══ Records supplied

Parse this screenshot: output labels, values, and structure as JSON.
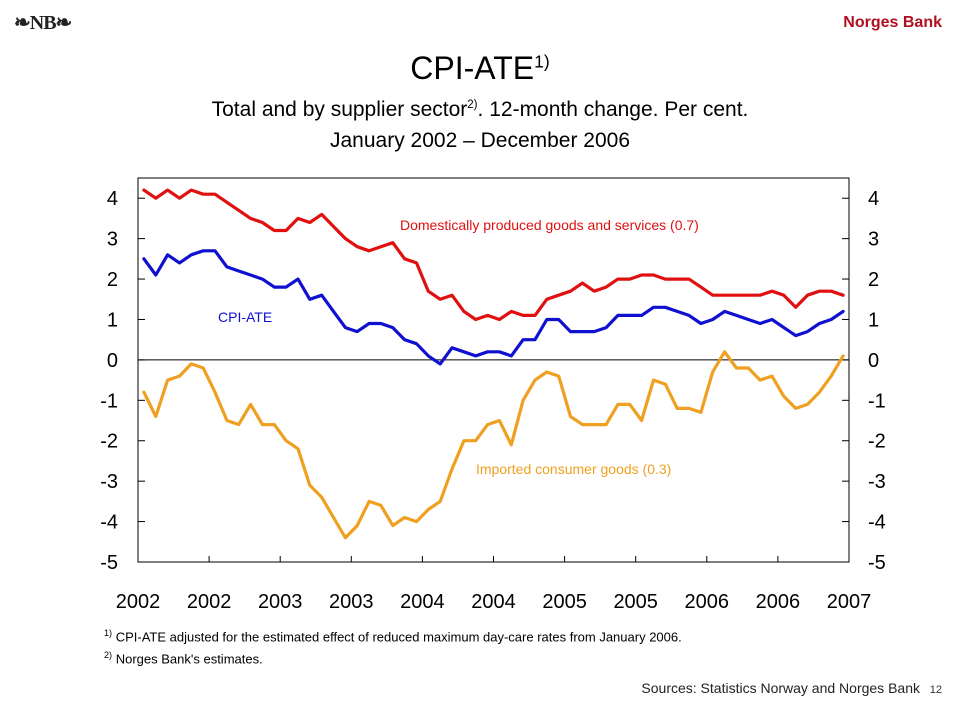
{
  "header": {
    "logo_text": "❧NB❧",
    "bank_name": "Norges Bank"
  },
  "title": {
    "main": "CPI-ATE",
    "main_sup": "1)",
    "subtitle_a": "Total and by supplier sector",
    "subtitle_sup": "2)",
    "subtitle_b": ". 12-month change. Per cent.",
    "subtitle_line2": "January 2002 – December 2006"
  },
  "footnotes": [
    {
      "mark": "1)",
      "text": "CPI-ATE adjusted for the estimated effect of reduced maximum day-care rates from January 2006."
    },
    {
      "mark": "2)",
      "text": "Norges Bank's estimates."
    }
  ],
  "sources": "Sources: Statistics Norway and Norges Bank",
  "page_number": "12",
  "chart_data": {
    "type": "line",
    "title": "CPI-ATE",
    "x_start": "2002-01",
    "x_tick_labels": [
      "2002",
      "2002",
      "2003",
      "2003",
      "2004",
      "2004",
      "2005",
      "2005",
      "2006",
      "2006",
      "2007"
    ],
    "ylim": [
      -5,
      4.5
    ],
    "y_ticks": [
      4,
      3,
      2,
      1,
      0,
      -1,
      -2,
      -3,
      -4,
      -5
    ],
    "y_tick_labels": [
      "4",
      "3",
      "2",
      "1",
      "0",
      "-1",
      "-2",
      "-3",
      "-4",
      "-5"
    ],
    "grid": false,
    "zero_line": true,
    "series": [
      {
        "name": "Domestically produced goods and services (0.7)",
        "color": "#e01010",
        "values": [
          4.2,
          4.0,
          4.2,
          4.0,
          4.2,
          4.1,
          4.1,
          3.9,
          3.7,
          3.5,
          3.4,
          3.2,
          3.2,
          3.5,
          3.4,
          3.6,
          3.3,
          3.0,
          2.8,
          2.7,
          2.8,
          2.9,
          2.5,
          2.4,
          1.7,
          1.5,
          1.6,
          1.2,
          1.0,
          1.1,
          1.0,
          1.2,
          1.1,
          1.1,
          1.5,
          1.6,
          1.7,
          1.9,
          1.7,
          1.8,
          2.0,
          2.0,
          2.1,
          2.1,
          2.0,
          2.0,
          2.0,
          1.8,
          1.6,
          1.6,
          1.6,
          1.6,
          1.6,
          1.7,
          1.6,
          1.3,
          1.6,
          1.7,
          1.7,
          1.6
        ]
      },
      {
        "name": "CPI-ATE",
        "color": "#1010d0",
        "values": [
          2.5,
          2.1,
          2.6,
          2.4,
          2.6,
          2.7,
          2.7,
          2.3,
          2.2,
          2.1,
          2.0,
          1.8,
          1.8,
          2.0,
          1.5,
          1.6,
          1.2,
          0.8,
          0.7,
          0.9,
          0.9,
          0.8,
          0.5,
          0.4,
          0.1,
          -0.1,
          0.3,
          0.2,
          0.1,
          0.2,
          0.2,
          0.1,
          0.5,
          0.5,
          1.0,
          1.0,
          0.7,
          0.7,
          0.7,
          0.8,
          1.1,
          1.1,
          1.1,
          1.3,
          1.3,
          1.2,
          1.1,
          0.9,
          1.0,
          1.2,
          1.1,
          1.0,
          0.9,
          1.0,
          0.8,
          0.6,
          0.7,
          0.9,
          1.0,
          1.2
        ]
      },
      {
        "name": "Imported consumer goods (0.3)",
        "color": "#f0a020",
        "values": [
          -0.8,
          -1.4,
          -0.5,
          -0.4,
          -0.1,
          -0.2,
          -0.8,
          -1.5,
          -1.6,
          -1.1,
          -1.6,
          -1.6,
          -2.0,
          -2.2,
          -3.1,
          -3.4,
          -3.9,
          -4.4,
          -4.1,
          -3.5,
          -3.6,
          -4.1,
          -3.9,
          -4.0,
          -3.7,
          -3.5,
          -2.7,
          -2.0,
          -2.0,
          -1.6,
          -1.5,
          -2.1,
          -1.0,
          -0.5,
          -0.3,
          -0.4,
          -1.4,
          -1.6,
          -1.6,
          -1.6,
          -1.1,
          -1.1,
          -1.5,
          -0.5,
          -0.6,
          -1.2,
          -1.2,
          -1.3,
          -0.3,
          0.2,
          -0.2,
          -0.2,
          -0.5,
          -0.4,
          -0.9,
          -1.2,
          -1.1,
          -0.8,
          -0.4,
          0.1
        ]
      }
    ],
    "annotations": [
      {
        "text": "Domestically produced goods and services (0.7)",
        "color": "#e01010"
      },
      {
        "text": "CPI-ATE",
        "color": "#1010d0"
      },
      {
        "text": "Imported consumer goods (0.3)",
        "color": "#f0a020"
      }
    ]
  }
}
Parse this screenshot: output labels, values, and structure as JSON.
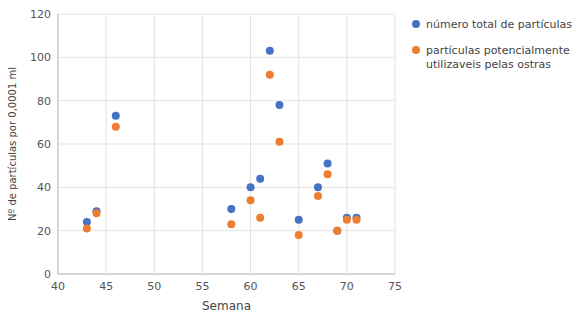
{
  "chart_data": {
    "type": "scatter",
    "xlabel": "Semana",
    "ylabel": "Nº de partículas por 0,0001 ml",
    "x": [
      43,
      44,
      46,
      58,
      60,
      61,
      62,
      63,
      65,
      67,
      68,
      69,
      70,
      71
    ],
    "series": [
      {
        "name": "número total de partículas",
        "color": "#4472C4",
        "marker": "circle",
        "values": [
          24,
          29,
          73,
          30,
          40,
          44,
          103,
          78,
          25,
          40,
          51,
          20,
          26,
          26
        ]
      },
      {
        "name": "partículas potencialmente\nutilizaveis pelas ostras",
        "color": "#ED7D31",
        "marker": "circle",
        "values": [
          21,
          28,
          68,
          23,
          34,
          26,
          92,
          61,
          18,
          36,
          46,
          20,
          25,
          25
        ]
      }
    ],
    "xlim": [
      40,
      75
    ],
    "ylim": [
      0,
      120
    ],
    "xticks": [
      40,
      45,
      50,
      55,
      60,
      65,
      70,
      75
    ],
    "yticks": [
      0,
      20,
      40,
      60,
      80,
      100,
      120
    ],
    "grid": true,
    "legend": "right"
  }
}
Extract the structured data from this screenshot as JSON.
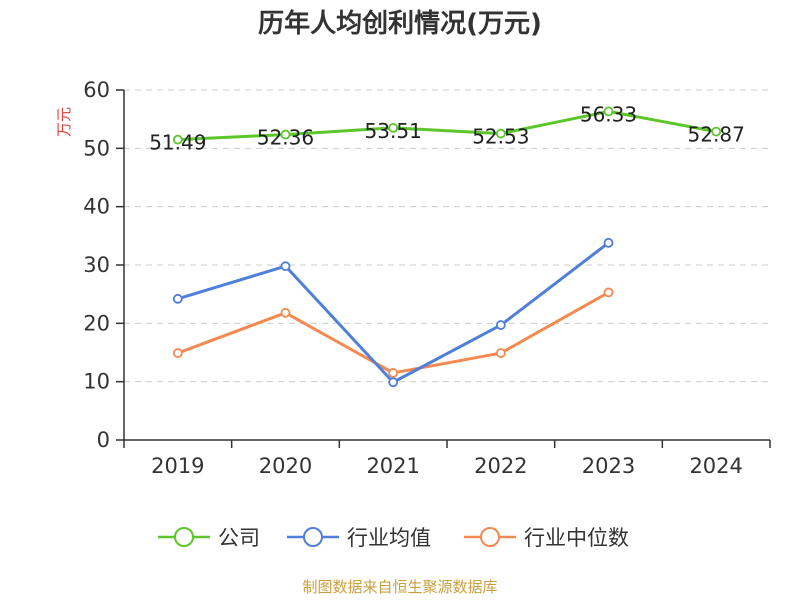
{
  "chart_data": {
    "type": "line",
    "title": "历年人均创利情况(万元)",
    "ylabel": "万元",
    "categories": [
      "2019",
      "2020",
      "2021",
      "2022",
      "2023",
      "2024"
    ],
    "ylim": [
      0,
      60
    ],
    "yticks": [
      0,
      10,
      20,
      30,
      40,
      50,
      60
    ],
    "grid": true,
    "legend_position": "bottom",
    "series": [
      {
        "name": "公司",
        "color": "#5cc62a",
        "values": [
          51.49,
          52.36,
          53.51,
          52.53,
          56.33,
          52.87
        ],
        "labels": [
          "51.49",
          "52.36",
          "53.51",
          "52.53",
          "56.33",
          "52.87"
        ]
      },
      {
        "name": "行业均值",
        "color": "#4f7fdb",
        "values": [
          24.2,
          29.8,
          9.9,
          19.7,
          33.8,
          null
        ]
      },
      {
        "name": "行业中位数",
        "color": "#f5894f",
        "values": [
          14.9,
          21.8,
          11.5,
          14.9,
          25.3,
          null
        ]
      }
    ]
  },
  "colors": {
    "axis": "#333333",
    "grid": "#cccccc",
    "ylabel": "#e0403a",
    "source": "#c9a040"
  },
  "source": "制图数据来自恒生聚源数据库"
}
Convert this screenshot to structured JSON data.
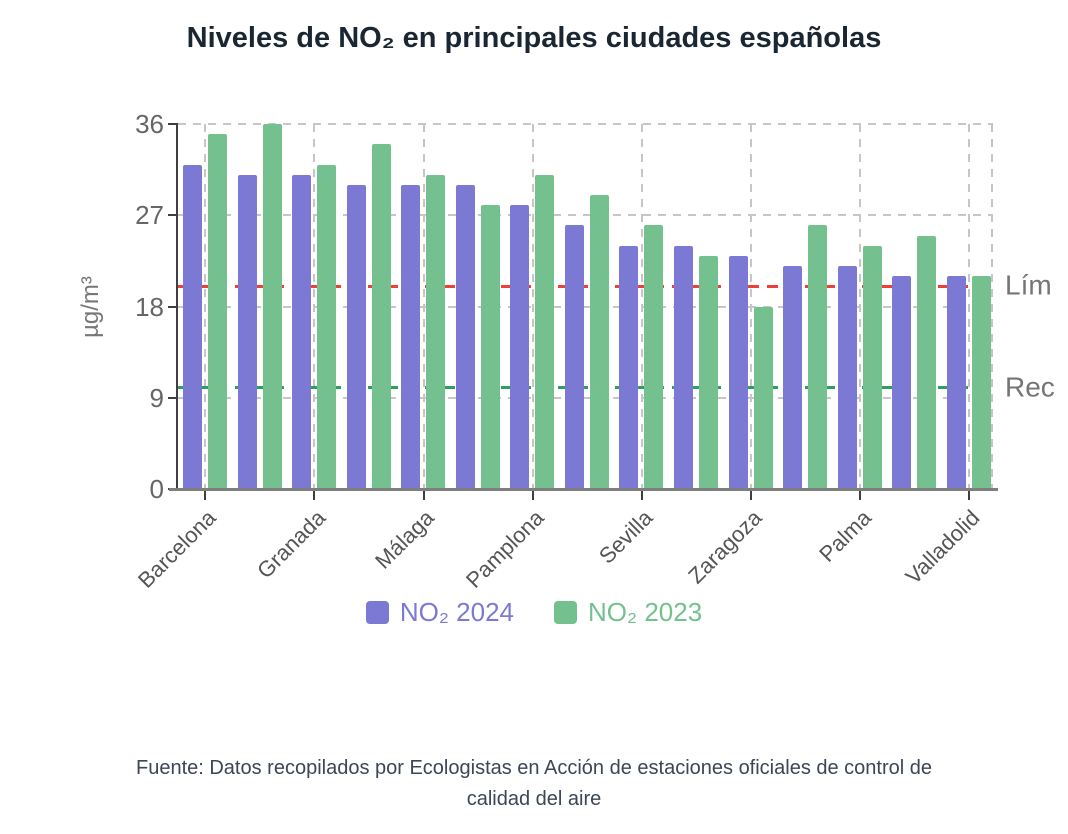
{
  "title": "Niveles de NO₂ en principales ciudades españolas",
  "chart_data": {
    "type": "bar",
    "categories": [
      "Barcelona",
      "",
      "Granada",
      "",
      "Málaga",
      "",
      "Pamplona",
      "",
      "Sevilla",
      "",
      "Zaragoza",
      "",
      "Palma",
      "",
      "Valladolid"
    ],
    "series": [
      {
        "name": "NO₂ 2024",
        "color": "#7B79D4",
        "values": [
          32,
          31,
          31,
          30,
          30,
          30,
          28,
          26,
          24,
          24,
          23,
          22,
          22,
          21,
          21
        ]
      },
      {
        "name": "NO₂ 2023",
        "color": "#74C08F",
        "values": [
          35,
          36,
          32,
          34,
          31,
          28,
          31,
          29,
          26,
          23,
          18,
          26,
          24,
          25,
          21
        ]
      }
    ],
    "ylabel": "µg/m³",
    "yticks": [
      0,
      9,
      18,
      27,
      36
    ],
    "ylim": [
      0,
      36
    ],
    "grid": true,
    "legend_position": "bottom",
    "reference_lines": [
      {
        "value": 20,
        "color": "#EF4035",
        "label": "Lím"
      },
      {
        "value": 10,
        "color": "#2F9E5A",
        "label": "Rec"
      }
    ]
  },
  "footer": {
    "lines": [
      "Fuente: Datos recopilados por Ecologistas en Acción de estaciones oficiales de control de",
      "calidad del aire"
    ]
  }
}
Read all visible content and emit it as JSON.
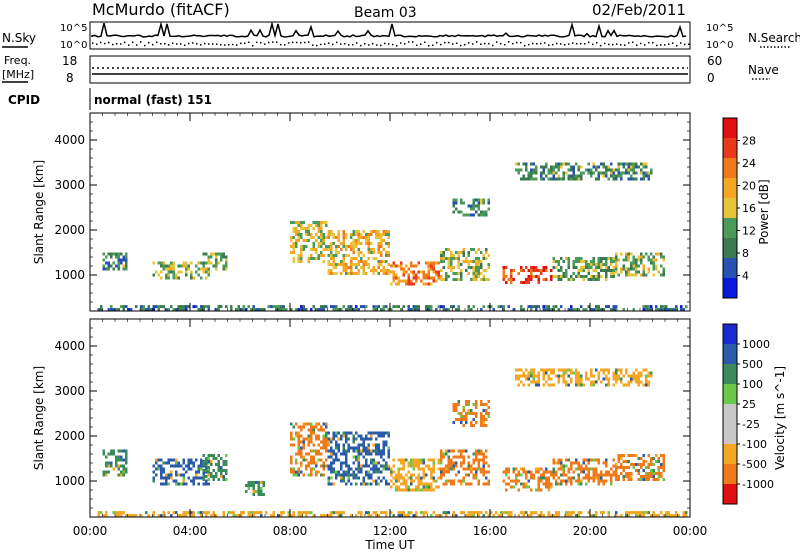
{
  "header": {
    "station": "McMurdo (fitACF)",
    "beam": "Beam 03",
    "date": "02/Feb/2011"
  },
  "aux_panels": {
    "left_labels": {
      "nsky": "N.Sky",
      "freq": "Freq.",
      "freq_unit": "[MHz]",
      "cpid": "CPID"
    },
    "right_labels": {
      "nsearch": "N.Search",
      "nave": "Nave"
    },
    "noise_ticks": [
      "10^5",
      "10^0"
    ],
    "noise_ticks_right": [
      "10^5",
      "10^0"
    ],
    "freq_ticks": [
      "18",
      "8"
    ],
    "nave_ticks": [
      "60",
      "0"
    ],
    "cpid_text": "normal (fast) 151"
  },
  "colors": {
    "power_scale": [
      "#0a1adc",
      "#2851b4",
      "#3a7a4e",
      "#4a9a5a",
      "#e8c43a",
      "#f5a623",
      "#f07a1a",
      "#e83a1a",
      "#e01010"
    ],
    "velocity_scale": [
      "#e01010",
      "#f07a1a",
      "#f5a623",
      "#c8c8c8",
      "#c8c8c8",
      "#6ac84a",
      "#3a8a5a",
      "#2a5aaa",
      "#1a2ad0"
    ]
  },
  "chart_data": [
    {
      "type": "heatmap",
      "name": "power",
      "xlabel": "",
      "ylabel": "Slant Range [km]",
      "ylim": [
        200,
        4600
      ],
      "yticks": [
        "1000",
        "2000",
        "3000",
        "4000"
      ],
      "colorbar_label": "Power [dB]",
      "colorbar_ticks": [
        "4",
        "8",
        "12",
        "16",
        "20",
        "24",
        "28"
      ],
      "colorbar_range": [
        0,
        32
      ],
      "cells": [
        {
          "x": [
            0.3,
            24.0
          ],
          "y": [
            230,
            330
          ],
          "v": 8
        },
        {
          "x": [
            0.5,
            1.5
          ],
          "y": [
            1100,
            1500
          ],
          "v": 10
        },
        {
          "x": [
            2.5,
            4.8
          ],
          "y": [
            900,
            1300
          ],
          "v": 14
        },
        {
          "x": [
            4.5,
            5.5
          ],
          "y": [
            1100,
            1500
          ],
          "v": 12
        },
        {
          "x": [
            8.0,
            9.5
          ],
          "y": [
            1300,
            2200
          ],
          "v": 16
        },
        {
          "x": [
            9.5,
            12.0
          ],
          "y": [
            1000,
            2000
          ],
          "v": 18
        },
        {
          "x": [
            12.0,
            14.0
          ],
          "y": [
            800,
            1300
          ],
          "v": 22
        },
        {
          "x": [
            14.0,
            16.0
          ],
          "y": [
            900,
            1600
          ],
          "v": 14
        },
        {
          "x": [
            16.5,
            18.5
          ],
          "y": [
            800,
            1200
          ],
          "v": 26
        },
        {
          "x": [
            18.5,
            21.0
          ],
          "y": [
            900,
            1400
          ],
          "v": 12
        },
        {
          "x": [
            21.0,
            23.0
          ],
          "y": [
            1000,
            1500
          ],
          "v": 14
        },
        {
          "x": [
            17.0,
            22.5
          ],
          "y": [
            3100,
            3500
          ],
          "v": 10
        },
        {
          "x": [
            14.5,
            16.0
          ],
          "y": [
            2300,
            2700
          ],
          "v": 10
        }
      ]
    },
    {
      "type": "heatmap",
      "name": "velocity",
      "xlabel": "Time UT",
      "ylabel": "Slant Range [km]",
      "ylim": [
        200,
        4600
      ],
      "yticks": [
        "1000",
        "2000",
        "3000",
        "4000"
      ],
      "xticks": [
        "00:00",
        "04:00",
        "08:00",
        "12:00",
        "16:00",
        "20:00",
        "00:00"
      ],
      "xlim": [
        0,
        24
      ],
      "colorbar_label": "Velocity [m s^-1]",
      "colorbar_ticks": [
        "1000",
        "500",
        "100",
        "25",
        "-25",
        "-100",
        "-500",
        "-1000"
      ],
      "cells": [
        {
          "x": [
            0.3,
            24.0
          ],
          "y": [
            230,
            330
          ],
          "v": -100
        },
        {
          "x": [
            0.5,
            1.5
          ],
          "y": [
            1100,
            1700
          ],
          "v": 100
        },
        {
          "x": [
            2.5,
            4.8
          ],
          "y": [
            900,
            1500
          ],
          "v": 500
        },
        {
          "x": [
            4.5,
            5.5
          ],
          "y": [
            1000,
            1600
          ],
          "v": 100
        },
        {
          "x": [
            6.2,
            7.0
          ],
          "y": [
            700,
            1000
          ],
          "v": 100
        },
        {
          "x": [
            8.0,
            9.5
          ],
          "y": [
            1100,
            2300
          ],
          "v": -500
        },
        {
          "x": [
            9.5,
            12.0
          ],
          "y": [
            900,
            2100
          ],
          "v": 500
        },
        {
          "x": [
            12.0,
            14.0
          ],
          "y": [
            800,
            1500
          ],
          "v": -100
        },
        {
          "x": [
            14.0,
            16.0
          ],
          "y": [
            900,
            1700
          ],
          "v": -500
        },
        {
          "x": [
            16.5,
            18.5
          ],
          "y": [
            800,
            1300
          ],
          "v": -500
        },
        {
          "x": [
            18.5,
            21.0
          ],
          "y": [
            900,
            1500
          ],
          "v": -500
        },
        {
          "x": [
            21.0,
            23.0
          ],
          "y": [
            1000,
            1600
          ],
          "v": -500
        },
        {
          "x": [
            17.0,
            22.5
          ],
          "y": [
            3100,
            3500
          ],
          "v": -100
        },
        {
          "x": [
            14.5,
            16.0
          ],
          "y": [
            2200,
            2800
          ],
          "v": -500
        }
      ]
    }
  ]
}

════

- [Written request]: Each line with the string "from" in it needs to be found and copied.

- [Complete output]:
      "text": "CPI-ATE adjusted for the estimated effect of reduced maximum day-care rates from January 2006."
Extract the structured data from this screenshot as JSON.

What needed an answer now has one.